— start of PROVIDED INFORMATION —

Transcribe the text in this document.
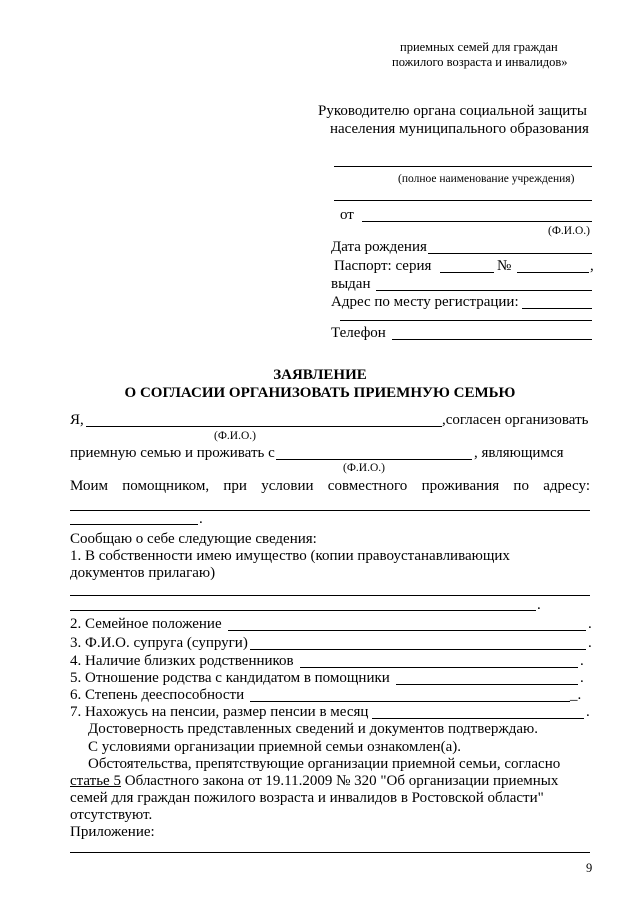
приемных семей для граждан
пожилого возраста и инвалидов»
Руководителю органа социальной защиты
населения муниципального образования
(полное наименование учреждения)
от
(Ф.И.О.)
Дата рождения
Паспорт: серия	№	,
выдан
Адрес по месту регистрации:
Телефон
ЗАЯВЛЕНИЕ
О СОГЛАСИИ ОРГАНИЗОВАТЬ ПРИЕМНУЮ СЕМЬЮ
Я,	,согласен организовать
(Ф.И.О.)
приемную семью и проживать с	, являющимся
(Ф.И.О.)
Моим помощником, при условии совместного проживания по адресу:
.
Сообщаю о себе следующие сведения:
1. В собственности имею имущество (копии правоустанавливающих
документов прилагаю)
.
2. Семейное положение	.
3. Ф.И.О. супруга (супруги)	.
4. Наличие близких родственников	.
5. Отношение родства с кандидатом в помощники	.
6. Степень дееспособности	_.
7. Нахожусь на пенсии, размер пенсии в месяц	.
Достоверность представленных сведений и документов подтверждаю.
С условиями организации приемной семьи ознакомлен(а).
Обстоятельства, препятствующие организации приемной семьи, согласно
статье 5 Областного закона от 19.11.2009 № 320 "Об организации приемных
семей для граждан пожилого возраста и инвалидов в Ростовской области"
отсутствуют.
Приложение:
9
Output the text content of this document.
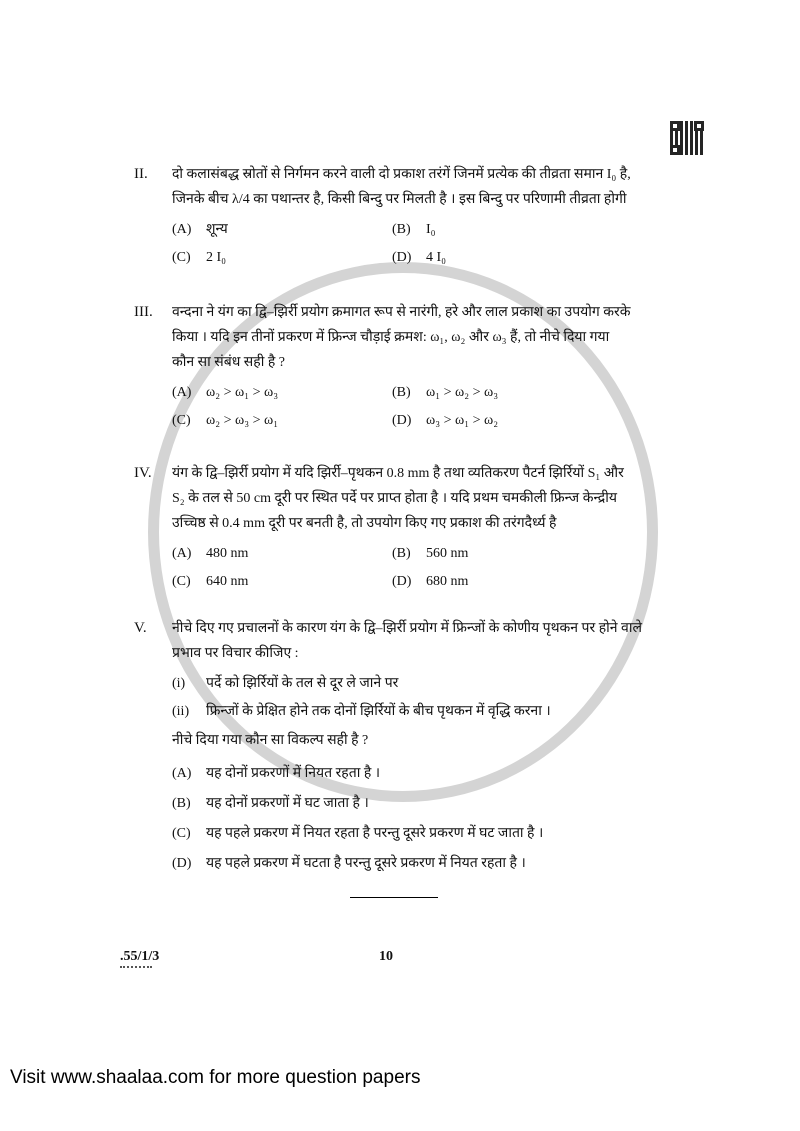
II. दो कलासंबद्ध स्रोतों से निर्गमन करने वाली दो प्रकाश तरंगें जिनमें प्रत्येक की तीव्रता समान I₀ है,
जिनके बीच λ/4 का पथान्तर है, किसी बिन्दु पर मिलती है । इस बिन्दु पर परिणामी तीव्रता होगी
(A) शून्य	(B) I₀
(C) 2 I₀	(D) 4 I₀
III. वन्दना ने यंग का द्वि–झिर्री प्रयोग क्रमागत रूप से नारंगी, हरे और लाल प्रकाश का उपयोग करके
किया । यदि इन तीनों प्रकरण में फ्रिन्ज चौड़ाई क्रमश: ω₁, ω₂ और ω₃ हैं, तो नीचे दिया गया
कौन सा संबंध सही है ?
(A) ω₂ > ω₁ > ω₃	(B) ω₁ > ω₂ > ω₃
(C) ω₂ > ω₃ > ω₁	(D) ω₃ > ω₁ > ω₂
IV. यंग के द्वि–झिर्री प्रयोग में यदि झिर्री–पृथकन 0.8 mm है तथा व्यतिकरण पैटर्न झिर्रियों S₁ और
S₂ के तल से 50 cm दूरी पर स्थित पर्दे पर प्राप्त होता है । यदि प्रथम चमकीली फ्रिन्ज केन्द्रीय
उच्चिष्ठ से 0.4 mm दूरी पर बनती है, तो उपयोग किए गए प्रकाश की तरंगदैर्ध्य है
(A) 480 nm	(B) 560 nm
(C) 640 nm	(D) 680 nm
V. नीचे दिए गए प्रचालनों के कारण यंग के द्वि–झिर्री प्रयोग में फ्रिन्जों के कोणीय पृथकन पर होने वाले
प्रभाव पर विचार कीजिए :
(i) पर्दे को झिर्रियों के तल से दूर ले जाने पर
(ii) फ्रिन्जों के प्रेक्षित होने तक दोनों झिर्रियों के बीच पृथकन में वृद्धि करना ।
नीचे दिया गया कौन सा विकल्प सही है ?
(A) यह दोनों प्रकरणों में नियत रहता है ।
(B) यह दोनों प्रकरणों में घट जाता है ।
(C) यह पहले प्रकरण में नियत रहता है परन्तु दूसरे प्रकरण में घट जाता है ।
(D) यह पहले प्रकरण में घटता है परन्तु दूसरे प्रकरण में नियत रहता है ।
.55/1/3	10
Visit www.shaalaa.com for more question papers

— end of PROVIDED INFORMATION —

> [GIVEN EXERCISE] Your task is to repeat the data above exactly while excluding the pictures.

> [TASK ANSWER]
Transcribe the text in this document.
приемных семей для граждан
пожилого возраста и инвалидов»
Руководителю органа социальной защиты
населения муниципального образования
(полное наименование учреждения)
от
(Ф.И.О.)
Дата рождения
Паспорт: серия	№	,
выдан
Адрес по месту регистрации:
Телефон
ЗАЯВЛЕНИЕ
О СОГЛАСИИ ОРГАНИЗОВАТЬ ПРИЕМНУЮ СЕМЬЮ
Я,	,согласен организовать
(Ф.И.О.)
приемную семью и проживать с	, являющимся
(Ф.И.О.)
Моим помощником, при условии совместного проживания по адресу:
.
Сообщаю о себе следующие сведения:
1. В собственности имею имущество (копии правоустанавливающих
документов прилагаю)
.
2. Семейное положение	.
3. Ф.И.О. супруга (супруги)	.
4. Наличие близких родственников	.
5. Отношение родства с кандидатом в помощники	.
6. Степень дееспособности	_.
7. Нахожусь на пенсии, размер пенсии в месяц	.
Достоверность представленных сведений и документов подтверждаю.
С условиями организации приемной семьи ознакомлен(а).
Обстоятельства, препятствующие организации приемной семьи, согласно
статье 5 Областного закона от 19.11.2009 № 320 "Об организации приемных
семей для граждан пожилого возраста и инвалидов в Ростовской области"
отсутствуют.
Приложение:
9
Output the text content of this document.
II. दो कलासंबद्ध स्रोतों से निर्गमन करने वाली दो प्रकाश तरंगें जिनमें प्रत्येक की तीव्रता समान I₀ है,
जिनके बीच λ/4 का पथान्तर है, किसी बिन्दु पर मिलती है । इस बिन्दु पर परिणामी तीव्रता होगी
(A) शून्य	(B) I₀
(C) 2 I₀	(D) 4 I₀
III. वन्दना ने यंग का द्वि–झिर्री प्रयोग क्रमागत रूप से नारंगी, हरे और लाल प्रकाश का उपयोग करके
किया । यदि इन तीनों प्रकरण में फ्रिन्ज चौड़ाई क्रमश: ω₁, ω₂ और ω₃ हैं, तो नीचे दिया गया
कौन सा संबंध सही है ?
(A) ω₂ > ω₁ > ω₃	(B) ω₁ > ω₂ > ω₃
(C) ω₂ > ω₃ > ω₁	(D) ω₃ > ω₁ > ω₂
IV. यंग के द्वि–झिर्री प्रयोग में यदि झिर्री–पृथकन 0.8 mm है तथा व्यतिकरण पैटर्न झिर्रियों S₁ और
S₂ के तल से 50 cm दूरी पर स्थित पर्दे पर प्राप्त होता है । यदि प्रथम चमकीली फ्रिन्ज केन्द्रीय
उच्चिष्ठ से 0.4 mm दूरी पर बनती है, तो उपयोग किए गए प्रकाश की तरंगदैर्ध्य है
(A) 480 nm	(B) 560 nm
(C) 640 nm	(D) 680 nm
V. नीचे दिए गए प्रचालनों के कारण यंग के द्वि–झिर्री प्रयोग में फ्रिन्जों के कोणीय पृथकन पर होने वाले
प्रभाव पर विचार कीजिए :
(i) पर्दे को झिर्रियों के तल से दूर ले जाने पर
(ii) फ्रिन्जों के प्रेक्षित होने तक दोनों झिर्रियों के बीच पृथकन में वृद्धि करना ।
नीचे दिया गया कौन सा विकल्प सही है ?
(A) यह दोनों प्रकरणों में नियत रहता है ।
(B) यह दोनों प्रकरणों में घट जाता है ।
(C) यह पहले प्रकरण में नियत रहता है परन्तु दूसरे प्रकरण में घट जाता है ।
(D) यह पहले प्रकरण में घटता है परन्तु दूसरे प्रकरण में नियत रहता है ।
.55/1/3	10
Visit www.shaalaa.com for more question papers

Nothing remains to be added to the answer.